++++ DATA SHOWN ++++

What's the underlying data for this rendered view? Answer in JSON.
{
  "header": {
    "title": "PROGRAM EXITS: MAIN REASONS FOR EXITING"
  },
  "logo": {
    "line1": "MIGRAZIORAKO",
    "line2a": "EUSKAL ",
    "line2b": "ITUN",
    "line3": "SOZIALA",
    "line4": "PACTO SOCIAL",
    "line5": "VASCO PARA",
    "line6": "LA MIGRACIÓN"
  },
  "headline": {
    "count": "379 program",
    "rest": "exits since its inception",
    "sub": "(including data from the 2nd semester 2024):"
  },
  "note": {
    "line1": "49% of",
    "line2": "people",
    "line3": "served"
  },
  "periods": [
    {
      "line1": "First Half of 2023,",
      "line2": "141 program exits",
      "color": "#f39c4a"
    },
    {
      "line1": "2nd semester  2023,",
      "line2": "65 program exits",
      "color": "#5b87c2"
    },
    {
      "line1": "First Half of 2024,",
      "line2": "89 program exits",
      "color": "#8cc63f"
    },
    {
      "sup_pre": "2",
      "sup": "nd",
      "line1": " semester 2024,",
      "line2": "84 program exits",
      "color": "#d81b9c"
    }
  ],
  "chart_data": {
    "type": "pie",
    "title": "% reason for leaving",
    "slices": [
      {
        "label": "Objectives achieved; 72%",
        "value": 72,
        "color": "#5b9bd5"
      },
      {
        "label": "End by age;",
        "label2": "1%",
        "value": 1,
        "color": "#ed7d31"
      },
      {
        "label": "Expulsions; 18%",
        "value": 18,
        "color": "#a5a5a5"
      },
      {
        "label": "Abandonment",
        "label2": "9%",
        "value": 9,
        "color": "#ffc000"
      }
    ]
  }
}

++++

YOUR OBJECTIVE ▸ List all lines above in which the string "color" appears.

COMPLETE RESPONSE ▸
      "color": "#f39c4a"
      "color": "#5b87c2"
      "color": "#8cc63f"
      "color": "#d81b9c"
        "color": "#5b9bd5"
        "color": "#ed7d31"
        "color": "#a5a5a5"
        "color": "#ffc000"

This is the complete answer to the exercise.